* _Task statement_:
Without the pictures, set down the records below word for word.

[Data excerpts]

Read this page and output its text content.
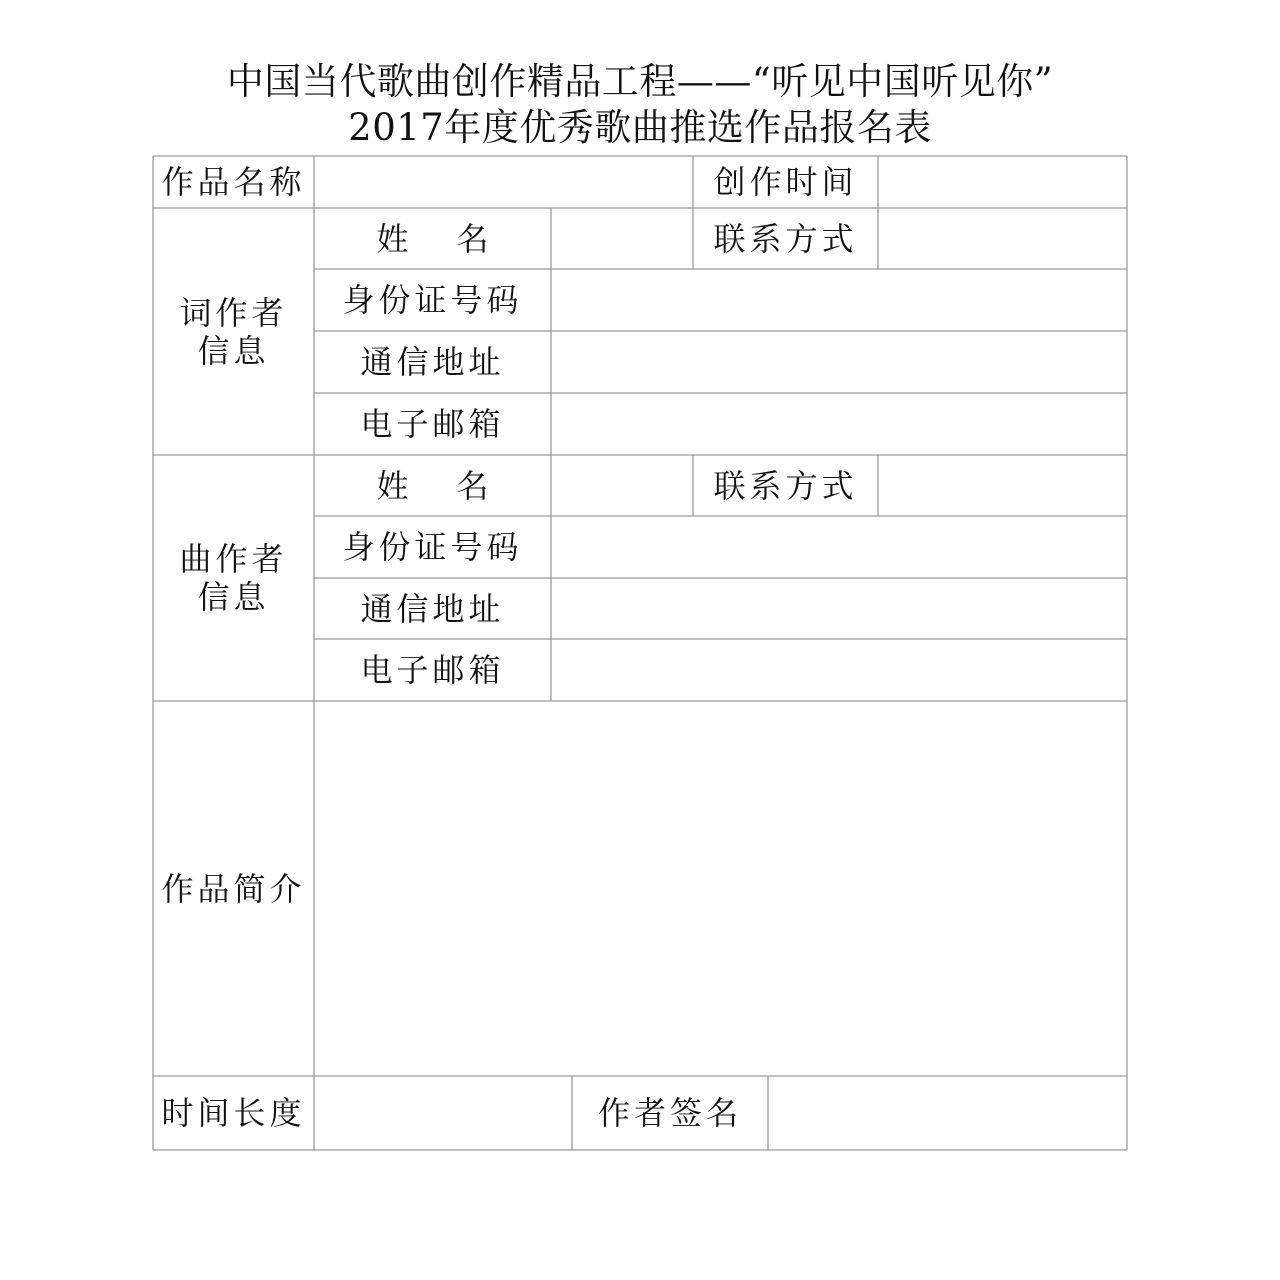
中国当代歌曲创作精品工程——“听见中国听见你”
2017年度优秀歌曲推选作品报名表
作品名称	创作时间
词作者
信息
姓名	联系方式
身份证号码
通信地址
电子邮箱
曲作者
信息
姓名	联系方式
身份证号码
通信地址
电子邮箱
作品简介
时间长度	作者签名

* _Complete output_:
Read this page and output its text content.
中国当代歌曲创作精品工程——“听见中国听见你”
2017年度优秀歌曲推选作品报名表
作品名称	创作时间
词作者
信息
姓名	联系方式
身份证号码
通信地址
电子邮箱
曲作者
信息
姓名	联系方式
身份证号码
通信地址
电子邮箱
作品简介
时间长度	作者签名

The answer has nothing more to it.